- **DIRECTIONS FOR THIS TASK**
Give back the full material, exactly as it reads.

- **GIVEN RECORDS**

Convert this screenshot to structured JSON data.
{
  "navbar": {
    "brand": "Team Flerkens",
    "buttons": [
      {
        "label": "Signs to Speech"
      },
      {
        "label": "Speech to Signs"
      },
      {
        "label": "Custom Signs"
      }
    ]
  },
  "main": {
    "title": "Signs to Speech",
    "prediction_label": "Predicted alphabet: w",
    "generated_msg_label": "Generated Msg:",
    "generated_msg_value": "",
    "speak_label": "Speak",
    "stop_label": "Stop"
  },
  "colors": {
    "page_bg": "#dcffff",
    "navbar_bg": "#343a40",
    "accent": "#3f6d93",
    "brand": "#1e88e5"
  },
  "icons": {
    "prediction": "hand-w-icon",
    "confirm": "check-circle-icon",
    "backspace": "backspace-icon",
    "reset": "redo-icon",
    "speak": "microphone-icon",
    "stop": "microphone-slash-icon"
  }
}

- **WRITTEN RESPONSE**
Convert this screenshot to structured JSON data.
{
  "navbar": {
    "brand": "Team Flerkens",
    "buttons": [
      {
        "label": "Signs to Speech"
      },
      {
        "label": "Speech to Signs"
      },
      {
        "label": "Custom Signs"
      }
    ]
  },
  "main": {
    "title": "Signs to Speech",
    "prediction_label": "Predicted alphabet: w",
    "generated_msg_label": "Generated Msg:",
    "generated_msg_value": "",
    "speak_label": "Speak",
    "stop_label": "Stop"
  },
  "colors": {
    "page_bg": "#dcffff",
    "navbar_bg": "#343a40",
    "accent": "#3f6d93",
    "brand": "#1e88e5"
  },
  "icons": {
    "prediction": "hand-w-icon",
    "confirm": "check-circle-icon",
    "backspace": "backspace-icon",
    "reset": "redo-icon",
    "speak": "microphone-icon",
    "stop": "microphone-slash-icon"
  }
}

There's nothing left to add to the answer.